BEGIN SUPPLIED MATERIAL

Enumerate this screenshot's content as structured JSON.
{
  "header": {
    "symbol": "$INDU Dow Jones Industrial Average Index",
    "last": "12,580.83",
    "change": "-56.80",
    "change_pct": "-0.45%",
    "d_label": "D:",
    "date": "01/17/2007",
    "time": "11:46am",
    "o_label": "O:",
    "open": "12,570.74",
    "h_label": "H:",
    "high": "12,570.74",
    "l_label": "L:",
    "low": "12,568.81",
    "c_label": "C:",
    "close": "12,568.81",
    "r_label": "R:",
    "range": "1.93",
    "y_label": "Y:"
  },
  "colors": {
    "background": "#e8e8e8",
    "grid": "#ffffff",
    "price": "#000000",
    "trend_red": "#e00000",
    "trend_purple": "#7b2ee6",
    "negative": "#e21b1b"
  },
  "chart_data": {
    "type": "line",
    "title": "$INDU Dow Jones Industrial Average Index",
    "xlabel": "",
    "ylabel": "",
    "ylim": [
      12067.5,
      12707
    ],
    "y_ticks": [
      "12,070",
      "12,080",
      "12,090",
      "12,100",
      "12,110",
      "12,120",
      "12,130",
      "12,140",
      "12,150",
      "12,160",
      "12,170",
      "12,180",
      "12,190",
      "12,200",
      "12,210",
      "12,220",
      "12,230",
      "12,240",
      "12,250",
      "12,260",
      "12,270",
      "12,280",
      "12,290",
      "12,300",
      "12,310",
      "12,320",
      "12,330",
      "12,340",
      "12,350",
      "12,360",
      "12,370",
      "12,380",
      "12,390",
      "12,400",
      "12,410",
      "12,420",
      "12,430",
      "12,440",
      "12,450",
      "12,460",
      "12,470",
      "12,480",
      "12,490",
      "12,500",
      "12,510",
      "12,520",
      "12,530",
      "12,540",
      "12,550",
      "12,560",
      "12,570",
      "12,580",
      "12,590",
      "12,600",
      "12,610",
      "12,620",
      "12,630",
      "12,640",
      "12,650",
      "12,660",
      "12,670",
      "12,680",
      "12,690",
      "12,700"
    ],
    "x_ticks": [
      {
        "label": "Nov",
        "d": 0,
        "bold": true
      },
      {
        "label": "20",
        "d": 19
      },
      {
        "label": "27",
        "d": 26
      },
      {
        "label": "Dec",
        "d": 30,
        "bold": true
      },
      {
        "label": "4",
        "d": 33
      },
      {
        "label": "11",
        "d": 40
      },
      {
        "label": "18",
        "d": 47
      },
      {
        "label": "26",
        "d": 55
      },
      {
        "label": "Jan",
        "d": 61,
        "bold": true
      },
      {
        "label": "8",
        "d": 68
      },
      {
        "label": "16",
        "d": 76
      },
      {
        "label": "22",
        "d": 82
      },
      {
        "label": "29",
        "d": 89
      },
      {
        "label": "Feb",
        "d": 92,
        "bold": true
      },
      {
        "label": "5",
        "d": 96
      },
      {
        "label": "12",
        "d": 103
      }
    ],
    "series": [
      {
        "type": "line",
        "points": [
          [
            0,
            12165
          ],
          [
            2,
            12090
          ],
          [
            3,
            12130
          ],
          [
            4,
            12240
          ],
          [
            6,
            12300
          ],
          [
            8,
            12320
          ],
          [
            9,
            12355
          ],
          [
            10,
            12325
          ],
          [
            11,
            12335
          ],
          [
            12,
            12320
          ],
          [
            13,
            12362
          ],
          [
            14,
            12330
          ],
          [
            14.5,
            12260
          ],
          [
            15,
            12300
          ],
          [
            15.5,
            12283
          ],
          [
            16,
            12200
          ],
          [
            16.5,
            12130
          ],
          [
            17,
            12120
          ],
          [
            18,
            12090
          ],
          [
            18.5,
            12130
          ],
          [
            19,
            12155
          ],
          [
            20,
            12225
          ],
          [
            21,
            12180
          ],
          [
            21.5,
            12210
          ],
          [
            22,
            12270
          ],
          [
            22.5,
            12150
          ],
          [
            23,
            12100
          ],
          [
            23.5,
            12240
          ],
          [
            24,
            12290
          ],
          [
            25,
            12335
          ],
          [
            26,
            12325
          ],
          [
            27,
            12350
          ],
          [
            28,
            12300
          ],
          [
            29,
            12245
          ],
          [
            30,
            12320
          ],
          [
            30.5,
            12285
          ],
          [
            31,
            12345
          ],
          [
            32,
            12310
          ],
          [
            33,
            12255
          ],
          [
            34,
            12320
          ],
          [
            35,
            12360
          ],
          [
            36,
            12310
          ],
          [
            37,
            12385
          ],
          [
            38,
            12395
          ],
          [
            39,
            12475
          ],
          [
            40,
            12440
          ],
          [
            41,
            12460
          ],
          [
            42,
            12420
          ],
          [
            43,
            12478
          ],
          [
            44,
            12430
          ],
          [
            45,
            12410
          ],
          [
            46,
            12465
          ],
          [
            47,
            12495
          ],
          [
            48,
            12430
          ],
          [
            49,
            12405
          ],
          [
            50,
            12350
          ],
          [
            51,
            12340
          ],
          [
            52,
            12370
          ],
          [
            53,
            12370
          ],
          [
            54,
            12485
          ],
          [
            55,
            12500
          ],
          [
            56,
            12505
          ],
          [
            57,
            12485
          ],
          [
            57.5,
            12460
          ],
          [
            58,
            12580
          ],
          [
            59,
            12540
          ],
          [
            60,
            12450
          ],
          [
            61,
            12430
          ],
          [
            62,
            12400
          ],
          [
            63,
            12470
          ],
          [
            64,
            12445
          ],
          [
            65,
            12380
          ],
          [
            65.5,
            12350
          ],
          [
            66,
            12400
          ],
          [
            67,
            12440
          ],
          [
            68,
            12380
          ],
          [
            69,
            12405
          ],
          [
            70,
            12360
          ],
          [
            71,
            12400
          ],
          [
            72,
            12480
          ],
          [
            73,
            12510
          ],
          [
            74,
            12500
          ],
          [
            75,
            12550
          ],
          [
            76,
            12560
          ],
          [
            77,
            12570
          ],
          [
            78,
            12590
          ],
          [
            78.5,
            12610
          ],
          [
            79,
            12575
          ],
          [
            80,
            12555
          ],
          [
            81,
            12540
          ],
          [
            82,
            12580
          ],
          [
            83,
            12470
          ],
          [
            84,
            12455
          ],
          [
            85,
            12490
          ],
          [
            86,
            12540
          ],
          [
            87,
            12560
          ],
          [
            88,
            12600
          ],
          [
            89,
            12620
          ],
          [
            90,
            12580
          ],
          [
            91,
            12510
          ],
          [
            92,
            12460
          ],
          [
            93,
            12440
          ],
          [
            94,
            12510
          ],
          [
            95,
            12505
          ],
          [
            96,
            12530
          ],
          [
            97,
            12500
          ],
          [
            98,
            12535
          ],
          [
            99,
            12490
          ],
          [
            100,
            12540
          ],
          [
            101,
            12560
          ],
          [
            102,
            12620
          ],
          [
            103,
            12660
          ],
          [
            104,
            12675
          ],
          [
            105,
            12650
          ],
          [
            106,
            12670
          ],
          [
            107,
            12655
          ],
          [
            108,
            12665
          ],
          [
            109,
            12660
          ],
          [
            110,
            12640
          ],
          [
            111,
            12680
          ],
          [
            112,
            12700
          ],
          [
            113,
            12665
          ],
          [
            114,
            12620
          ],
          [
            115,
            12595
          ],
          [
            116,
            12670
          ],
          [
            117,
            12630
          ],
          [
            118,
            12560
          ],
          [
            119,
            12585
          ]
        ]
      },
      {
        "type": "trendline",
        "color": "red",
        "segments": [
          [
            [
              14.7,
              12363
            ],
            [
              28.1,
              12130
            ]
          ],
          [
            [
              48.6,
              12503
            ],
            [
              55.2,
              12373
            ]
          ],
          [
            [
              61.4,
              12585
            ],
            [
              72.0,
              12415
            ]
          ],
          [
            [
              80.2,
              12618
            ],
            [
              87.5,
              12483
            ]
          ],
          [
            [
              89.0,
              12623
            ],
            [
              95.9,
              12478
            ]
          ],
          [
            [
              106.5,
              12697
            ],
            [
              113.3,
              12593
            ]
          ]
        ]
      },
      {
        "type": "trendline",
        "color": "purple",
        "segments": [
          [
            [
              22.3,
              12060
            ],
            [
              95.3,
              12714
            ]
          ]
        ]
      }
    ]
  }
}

END SUPPLIED MATERIAL

◆ **WHAT IS REQUIRED**
Write out every line of the data that holds the word "Jones".

◆ **PROBLEM SOLUTION**
    "symbol": "$INDU Dow Jones Industrial Average Index",
    "title": "$INDU Dow Jones Industrial Average Index",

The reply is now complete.